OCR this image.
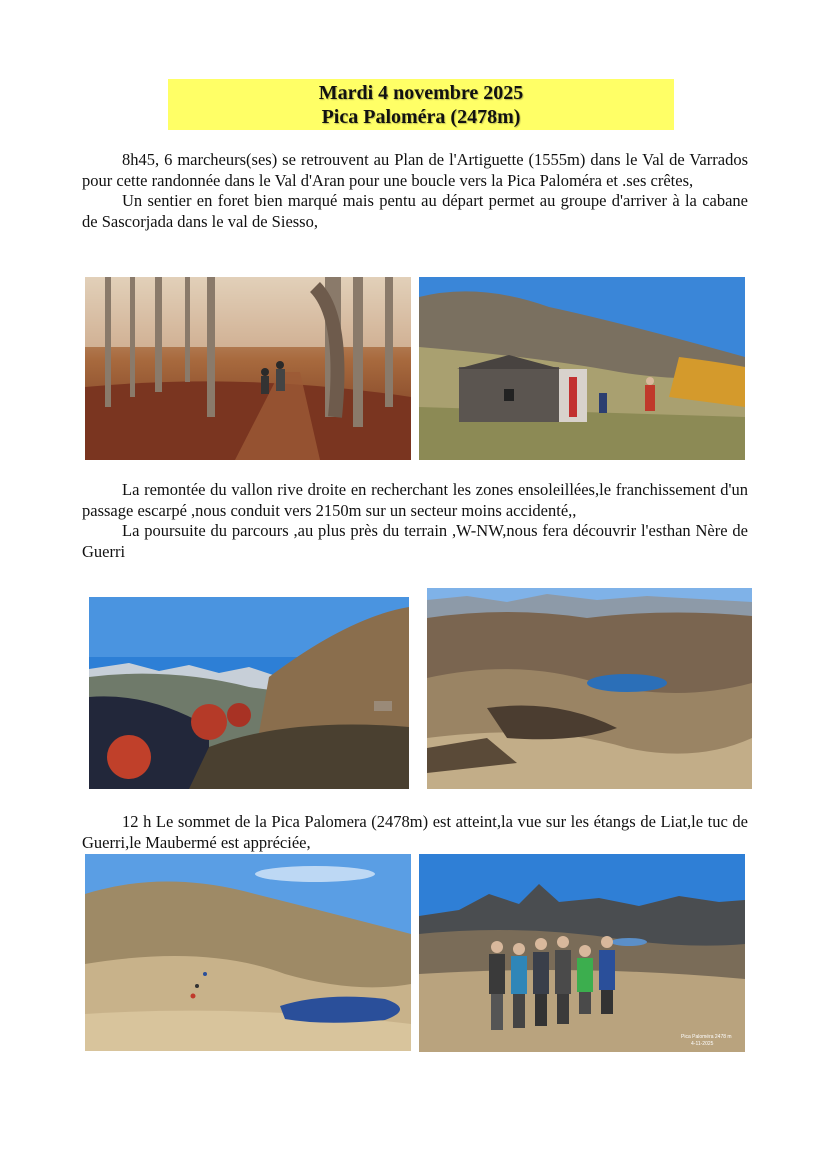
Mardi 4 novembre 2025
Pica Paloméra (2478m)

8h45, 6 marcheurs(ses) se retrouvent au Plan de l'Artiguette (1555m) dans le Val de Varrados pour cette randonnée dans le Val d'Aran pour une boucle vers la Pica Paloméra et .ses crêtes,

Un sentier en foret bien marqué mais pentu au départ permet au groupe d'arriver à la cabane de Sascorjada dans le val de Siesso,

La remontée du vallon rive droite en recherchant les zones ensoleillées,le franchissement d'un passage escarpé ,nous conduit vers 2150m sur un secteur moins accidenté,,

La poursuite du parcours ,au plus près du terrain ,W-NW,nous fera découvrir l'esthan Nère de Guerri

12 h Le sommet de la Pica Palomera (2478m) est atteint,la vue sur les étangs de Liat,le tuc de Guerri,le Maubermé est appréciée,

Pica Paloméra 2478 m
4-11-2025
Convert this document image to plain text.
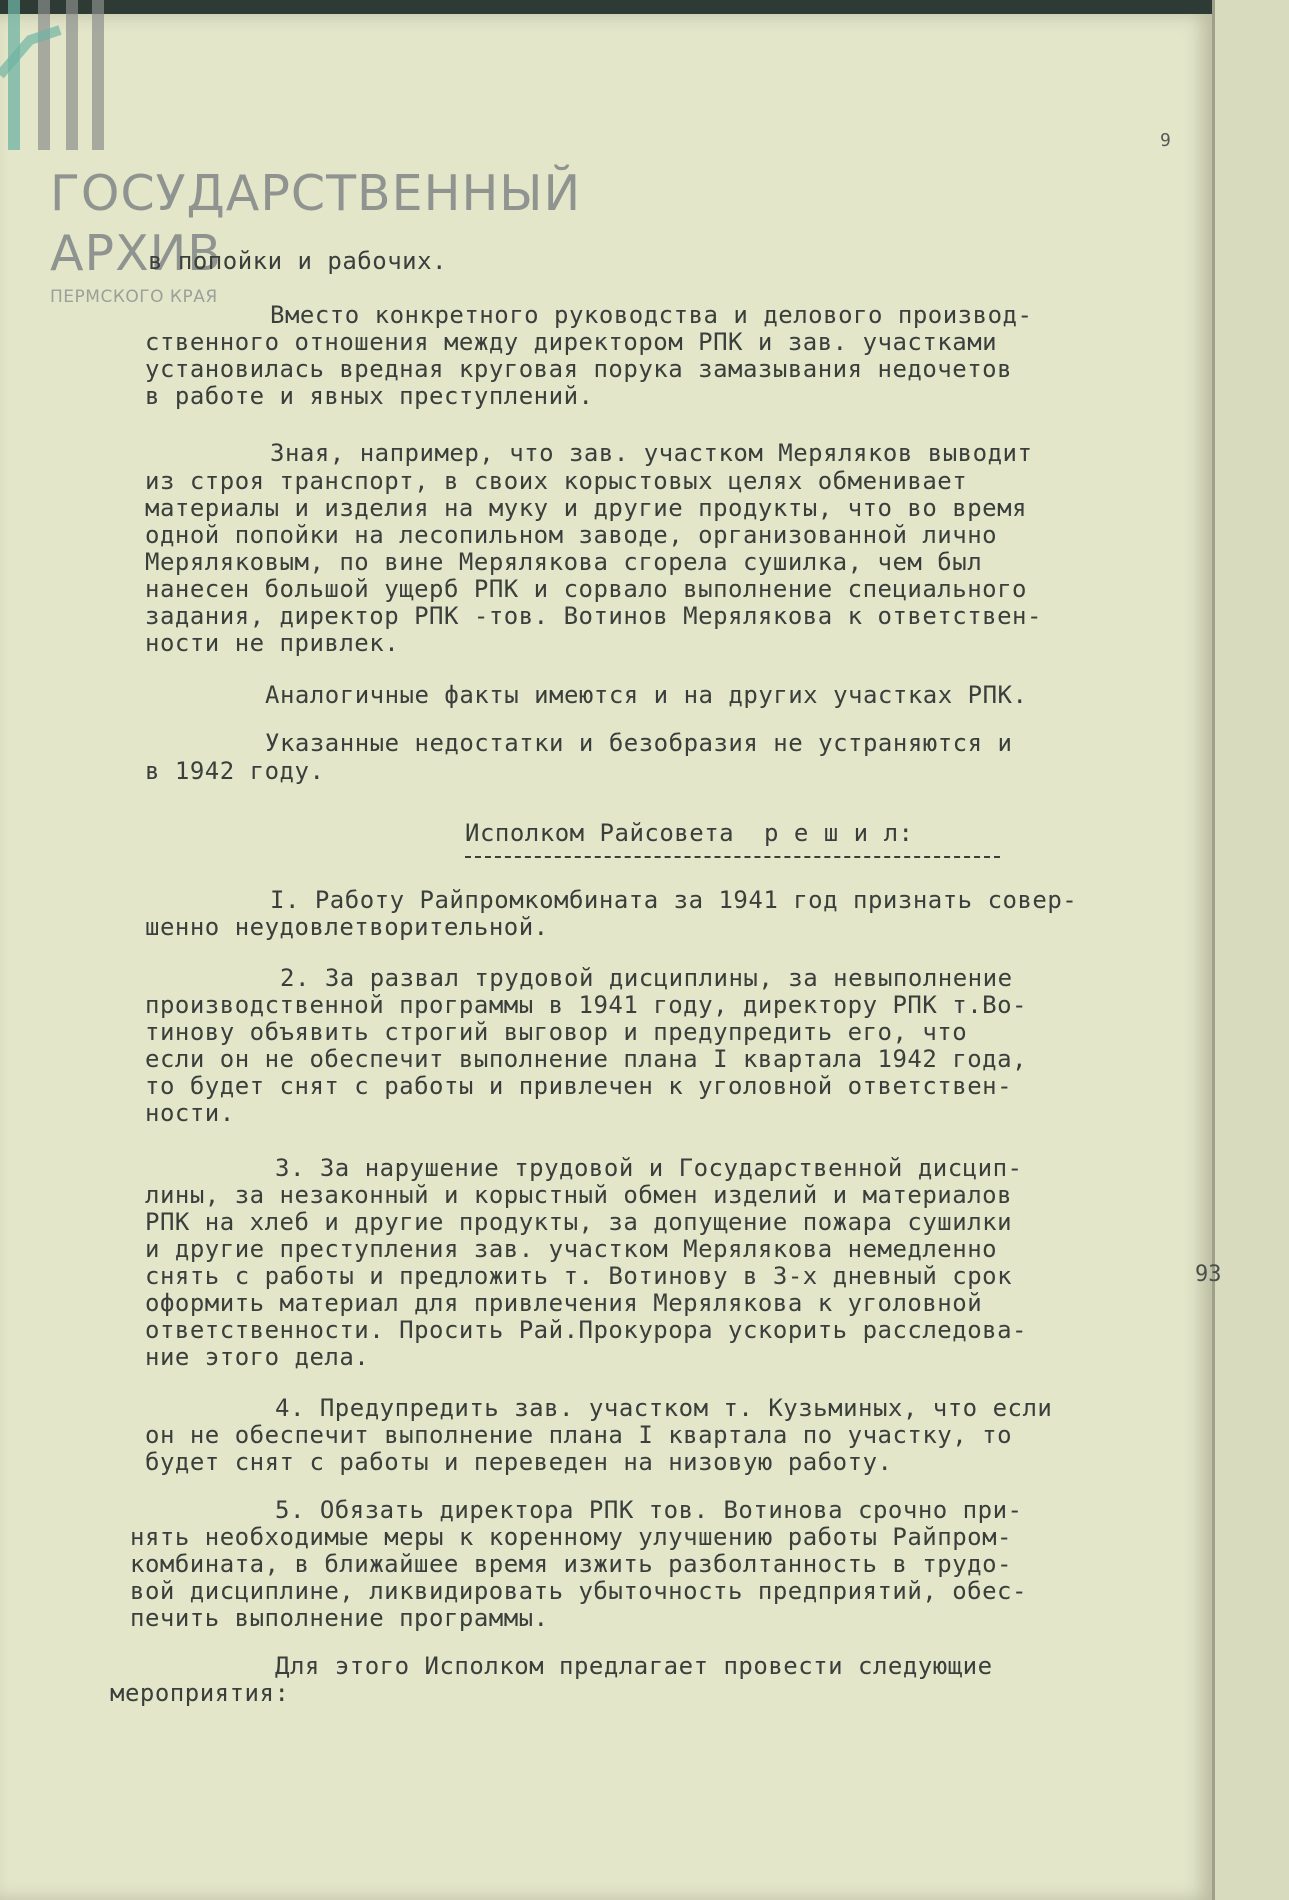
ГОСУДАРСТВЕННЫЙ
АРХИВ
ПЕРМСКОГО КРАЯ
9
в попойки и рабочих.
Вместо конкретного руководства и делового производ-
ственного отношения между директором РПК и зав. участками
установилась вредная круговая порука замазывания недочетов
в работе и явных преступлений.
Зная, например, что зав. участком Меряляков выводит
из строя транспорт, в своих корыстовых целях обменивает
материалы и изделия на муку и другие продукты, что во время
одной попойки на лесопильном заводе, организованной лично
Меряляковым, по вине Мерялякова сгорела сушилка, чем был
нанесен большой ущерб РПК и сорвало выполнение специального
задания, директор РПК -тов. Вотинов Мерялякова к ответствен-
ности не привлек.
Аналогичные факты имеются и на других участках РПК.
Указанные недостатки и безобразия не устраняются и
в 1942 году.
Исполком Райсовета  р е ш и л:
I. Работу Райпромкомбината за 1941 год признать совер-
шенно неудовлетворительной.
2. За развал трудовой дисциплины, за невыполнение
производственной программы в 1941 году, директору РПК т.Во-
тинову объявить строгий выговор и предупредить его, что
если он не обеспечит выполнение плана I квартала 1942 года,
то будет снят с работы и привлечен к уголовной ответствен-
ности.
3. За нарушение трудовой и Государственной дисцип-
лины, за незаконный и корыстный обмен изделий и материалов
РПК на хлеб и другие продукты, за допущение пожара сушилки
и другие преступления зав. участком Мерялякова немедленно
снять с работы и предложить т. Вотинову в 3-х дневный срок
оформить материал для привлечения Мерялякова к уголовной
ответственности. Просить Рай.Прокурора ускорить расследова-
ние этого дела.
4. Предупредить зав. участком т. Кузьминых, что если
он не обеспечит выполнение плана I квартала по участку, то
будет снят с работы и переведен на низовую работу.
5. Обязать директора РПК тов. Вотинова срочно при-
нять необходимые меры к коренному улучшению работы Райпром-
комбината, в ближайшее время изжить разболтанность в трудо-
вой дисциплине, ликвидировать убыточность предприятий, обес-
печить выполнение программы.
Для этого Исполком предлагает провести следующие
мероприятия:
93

TASK REQUIREMENTS:
Output the entries above exactly, without their pictures.

SOLUTION TO THIS EXERCISE:
OCR this image.
Mardi 4 novembre 2025
Pica Paloméra (2478m)

8h45, 6 marcheurs(ses) se retrouvent au Plan de l'Artiguette (1555m) dans le Val de Varrados pour cette randonnée dans le Val d'Aran pour une boucle vers la Pica Paloméra et .ses crêtes,

Un sentier en foret bien marqué mais pentu au départ permet au groupe d'arriver à la cabane de Sascorjada dans le val de Siesso,

La remontée du vallon rive droite en recherchant les zones ensoleillées,le franchissement d'un passage escarpé ,nous conduit vers 2150m sur un secteur moins accidenté,,

La poursuite du parcours ,au plus près du terrain ,W-NW,nous fera découvrir l'esthan Nère de Guerri

12 h Le sommet de la Pica Palomera (2478m) est atteint,la vue sur les étangs de Liat,le tuc de Guerri,le Maubermé est appréciée,

Pica Paloméra 2478 m
4-11-2025
Convert this document image to plain text.
ГОСУДАРСТВЕННЫЙ
АРХИВ
ПЕРМСКОГО КРАЯ
9
в попойки и рабочих.
Вместо конкретного руководства и делового производ-
ственного отношения между директором РПК и зав. участками
установилась вредная круговая порука замазывания недочетов
в работе и явных преступлений.
Зная, например, что зав. участком Меряляков выводит
из строя транспорт, в своих корыстовых целях обменивает
материалы и изделия на муку и другие продукты, что во время
одной попойки на лесопильном заводе, организованной лично
Меряляковым, по вине Мерялякова сгорела сушилка, чем был
нанесен большой ущерб РПК и сорвало выполнение специального
задания, директор РПК -тов. Вотинов Мерялякова к ответствен-
ности не привлек.
Аналогичные факты имеются и на других участках РПК.
Указанные недостатки и безобразия не устраняются и
в 1942 году.
Исполком Райсовета  р е ш и л:
I. Работу Райпромкомбината за 1941 год признать совер-
шенно неудовлетворительной.
2. За развал трудовой дисциплины, за невыполнение
производственной программы в 1941 году, директору РПК т.Во-
тинову объявить строгий выговор и предупредить его, что
если он не обеспечит выполнение плана I квартала 1942 года,
то будет снят с работы и привлечен к уголовной ответствен-
ности.
3. За нарушение трудовой и Государственной дисцип-
лины, за незаконный и корыстный обмен изделий и материалов
РПК на хлеб и другие продукты, за допущение пожара сушилки
и другие преступления зав. участком Мерялякова немедленно
снять с работы и предложить т. Вотинову в 3-х дневный срок
оформить материал для привлечения Мерялякова к уголовной
ответственности. Просить Рай.Прокурора ускорить расследова-
ние этого дела.
4. Предупредить зав. участком т. Кузьминых, что если
он не обеспечит выполнение плана I квартала по участку, то
будет снят с работы и переведен на низовую работу.
5. Обязать директора РПК тов. Вотинова срочно при-
нять необходимые меры к коренному улучшению работы Райпром-
комбината, в ближайшее время изжить разболтанность в трудо-
вой дисциплине, ликвидировать убыточность предприятий, обес-
печить выполнение программы.
Для этого Исполком предлагает провести следующие
мероприятия:
93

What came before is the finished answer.